== Dataset extract

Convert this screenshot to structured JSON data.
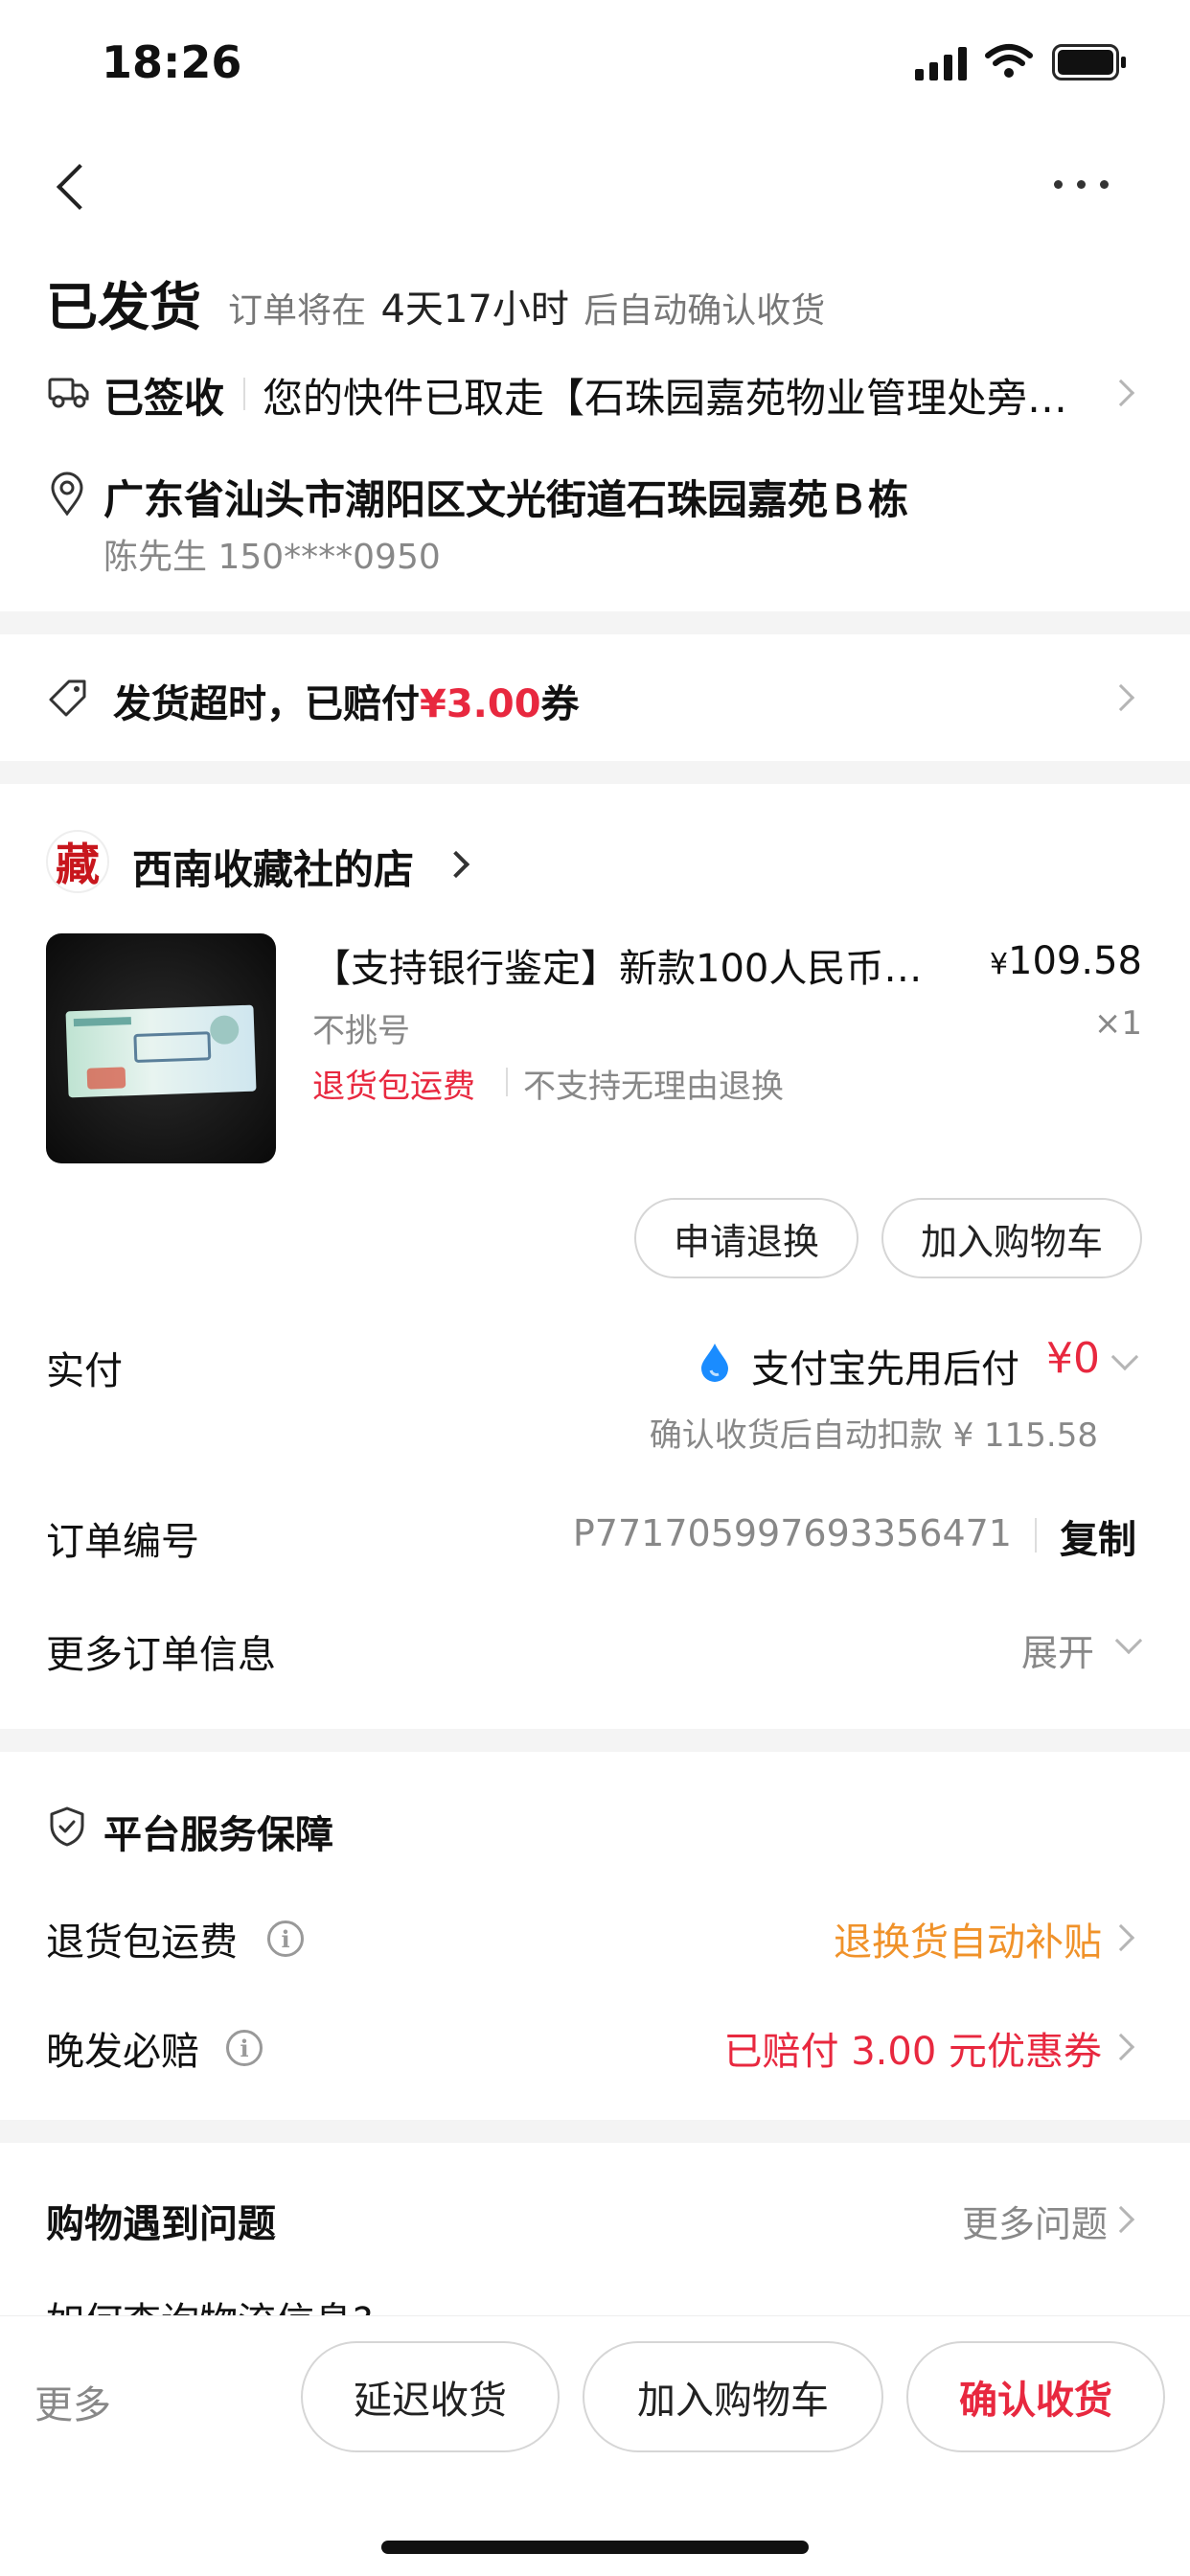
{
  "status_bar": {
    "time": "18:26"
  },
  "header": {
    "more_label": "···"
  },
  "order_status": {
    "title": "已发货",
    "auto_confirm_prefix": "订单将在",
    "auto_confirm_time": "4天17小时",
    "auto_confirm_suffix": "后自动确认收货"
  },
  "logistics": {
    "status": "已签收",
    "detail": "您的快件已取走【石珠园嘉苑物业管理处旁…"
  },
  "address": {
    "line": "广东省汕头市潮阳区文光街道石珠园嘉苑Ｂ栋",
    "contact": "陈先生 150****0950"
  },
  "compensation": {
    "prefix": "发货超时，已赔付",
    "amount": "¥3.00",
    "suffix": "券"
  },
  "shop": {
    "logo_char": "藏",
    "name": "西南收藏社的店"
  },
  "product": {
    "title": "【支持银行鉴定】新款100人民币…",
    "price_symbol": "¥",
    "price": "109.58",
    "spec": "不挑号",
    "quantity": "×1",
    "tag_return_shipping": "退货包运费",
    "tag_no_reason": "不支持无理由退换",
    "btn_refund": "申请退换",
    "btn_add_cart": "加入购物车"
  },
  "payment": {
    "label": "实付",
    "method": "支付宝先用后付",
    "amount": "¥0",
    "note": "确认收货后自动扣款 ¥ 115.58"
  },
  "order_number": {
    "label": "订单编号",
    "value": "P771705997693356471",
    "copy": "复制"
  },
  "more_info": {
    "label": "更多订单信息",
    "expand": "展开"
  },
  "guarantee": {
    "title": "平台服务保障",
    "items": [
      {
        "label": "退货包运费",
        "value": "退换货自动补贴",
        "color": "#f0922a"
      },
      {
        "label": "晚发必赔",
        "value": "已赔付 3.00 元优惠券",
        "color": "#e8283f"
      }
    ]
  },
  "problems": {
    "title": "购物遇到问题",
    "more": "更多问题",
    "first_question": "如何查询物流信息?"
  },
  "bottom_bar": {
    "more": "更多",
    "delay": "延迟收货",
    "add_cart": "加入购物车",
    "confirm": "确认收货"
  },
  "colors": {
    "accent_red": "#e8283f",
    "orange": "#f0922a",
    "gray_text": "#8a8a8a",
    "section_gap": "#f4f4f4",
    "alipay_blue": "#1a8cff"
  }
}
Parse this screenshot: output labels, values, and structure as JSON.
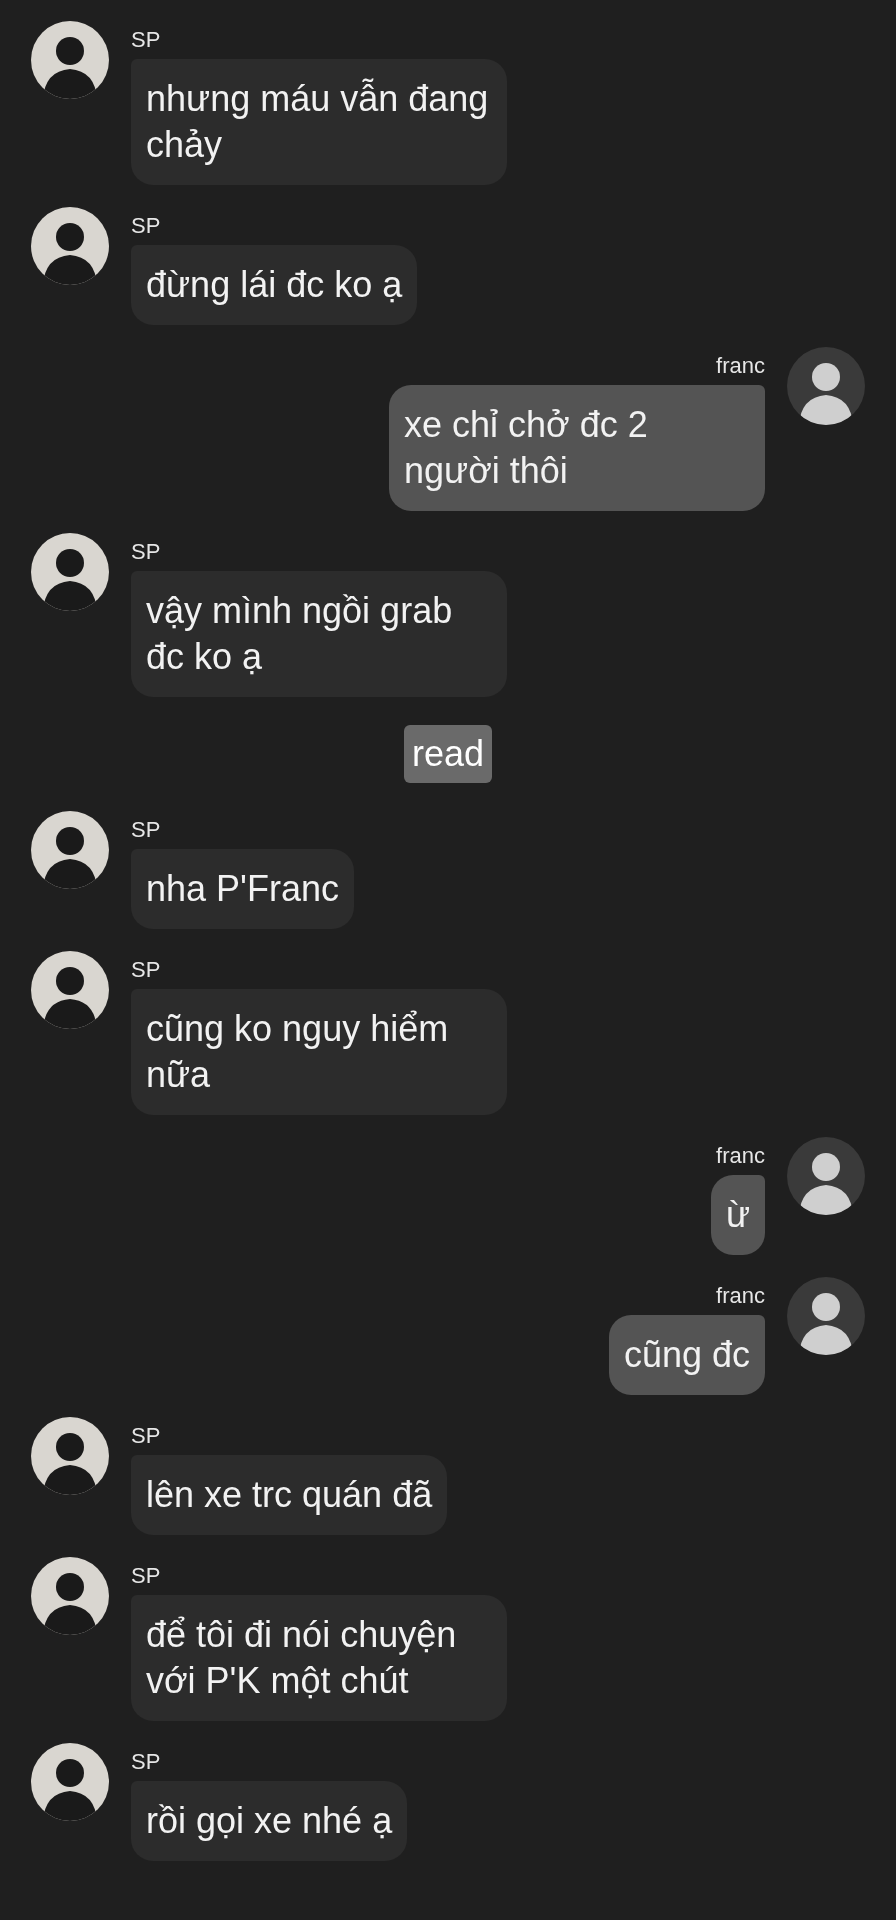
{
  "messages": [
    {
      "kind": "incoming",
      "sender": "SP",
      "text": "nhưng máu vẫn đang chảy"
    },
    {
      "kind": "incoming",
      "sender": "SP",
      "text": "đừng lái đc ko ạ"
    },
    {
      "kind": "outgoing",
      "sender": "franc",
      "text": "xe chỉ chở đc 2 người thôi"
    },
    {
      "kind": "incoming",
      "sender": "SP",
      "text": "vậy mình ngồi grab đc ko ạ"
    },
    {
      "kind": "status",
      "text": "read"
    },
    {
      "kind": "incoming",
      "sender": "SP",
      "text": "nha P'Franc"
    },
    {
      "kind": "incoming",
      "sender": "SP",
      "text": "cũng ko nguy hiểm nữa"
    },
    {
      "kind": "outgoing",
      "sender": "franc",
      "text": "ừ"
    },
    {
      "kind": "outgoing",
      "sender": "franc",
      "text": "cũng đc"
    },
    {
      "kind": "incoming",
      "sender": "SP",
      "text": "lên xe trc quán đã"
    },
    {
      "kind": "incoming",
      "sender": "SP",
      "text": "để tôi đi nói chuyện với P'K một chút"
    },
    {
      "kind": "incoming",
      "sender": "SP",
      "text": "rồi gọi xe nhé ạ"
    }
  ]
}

====

- _What this task involves_:
Copy the records exactly. Skip the pictures.

- _The reply_:
Convert this screenshot to structured JSON data.
{
  "status_bar": {
    "time": "18:26"
  },
  "header": {
    "more_label": "···"
  },
  "order_status": {
    "title": "已发货",
    "auto_confirm_prefix": "订单将在",
    "auto_confirm_time": "4天17小时",
    "auto_confirm_suffix": "后自动确认收货"
  },
  "logistics": {
    "status": "已签收",
    "detail": "您的快件已取走【石珠园嘉苑物业管理处旁…"
  },
  "address": {
    "line": "广东省汕头市潮阳区文光街道石珠园嘉苑Ｂ栋",
    "contact": "陈先生 150****0950"
  },
  "compensation": {
    "prefix": "发货超时，已赔付",
    "amount": "¥3.00",
    "suffix": "券"
  },
  "shop": {
    "logo_char": "藏",
    "name": "西南收藏社的店"
  },
  "product": {
    "title": "【支持银行鉴定】新款100人民币…",
    "price_symbol": "¥",
    "price": "109.58",
    "spec": "不挑号",
    "quantity": "×1",
    "tag_return_shipping": "退货包运费",
    "tag_no_reason": "不支持无理由退换",
    "btn_refund": "申请退换",
    "btn_add_cart": "加入购物车"
  },
  "payment": {
    "label": "实付",
    "method": "支付宝先用后付",
    "amount": "¥0",
    "note": "确认收货后自动扣款 ¥ 115.58"
  },
  "order_number": {
    "label": "订单编号",
    "value": "P771705997693356471",
    "copy": "复制"
  },
  "more_info": {
    "label": "更多订单信息",
    "expand": "展开"
  },
  "guarantee": {
    "title": "平台服务保障",
    "items": [
      {
        "label": "退货包运费",
        "value": "退换货自动补贴",
        "color": "#f0922a"
      },
      {
        "label": "晚发必赔",
        "value": "已赔付 3.00 元优惠券",
        "color": "#e8283f"
      }
    ]
  },
  "problems": {
    "title": "购物遇到问题",
    "more": "更多问题",
    "first_question": "如何查询物流信息?"
  },
  "bottom_bar": {
    "more": "更多",
    "delay": "延迟收货",
    "add_cart": "加入购物车",
    "confirm": "确认收货"
  },
  "colors": {
    "accent_red": "#e8283f",
    "orange": "#f0922a",
    "gray_text": "#8a8a8a",
    "section_gap": "#f4f4f4",
    "alipay_blue": "#1a8cff"
  }
}
Parse this screenshot: output labels, values, and structure as JSON.
{
  "messages": [
    {
      "kind": "incoming",
      "sender": "SP",
      "text": "nhưng máu vẫn đang chảy"
    },
    {
      "kind": "incoming",
      "sender": "SP",
      "text": "đừng lái đc ko ạ"
    },
    {
      "kind": "outgoing",
      "sender": "franc",
      "text": "xe chỉ chở đc 2 người thôi"
    },
    {
      "kind": "incoming",
      "sender": "SP",
      "text": "vậy mình ngồi grab đc ko ạ"
    },
    {
      "kind": "status",
      "text": "read"
    },
    {
      "kind": "incoming",
      "sender": "SP",
      "text": "nha P'Franc"
    },
    {
      "kind": "incoming",
      "sender": "SP",
      "text": "cũng ko nguy hiểm nữa"
    },
    {
      "kind": "outgoing",
      "sender": "franc",
      "text": "ừ"
    },
    {
      "kind": "outgoing",
      "sender": "franc",
      "text": "cũng đc"
    },
    {
      "kind": "incoming",
      "sender": "SP",
      "text": "lên xe trc quán đã"
    },
    {
      "kind": "incoming",
      "sender": "SP",
      "text": "để tôi đi nói chuyện với P'K một chút"
    },
    {
      "kind": "incoming",
      "sender": "SP",
      "text": "rồi gọi xe nhé ạ"
    }
  ]
}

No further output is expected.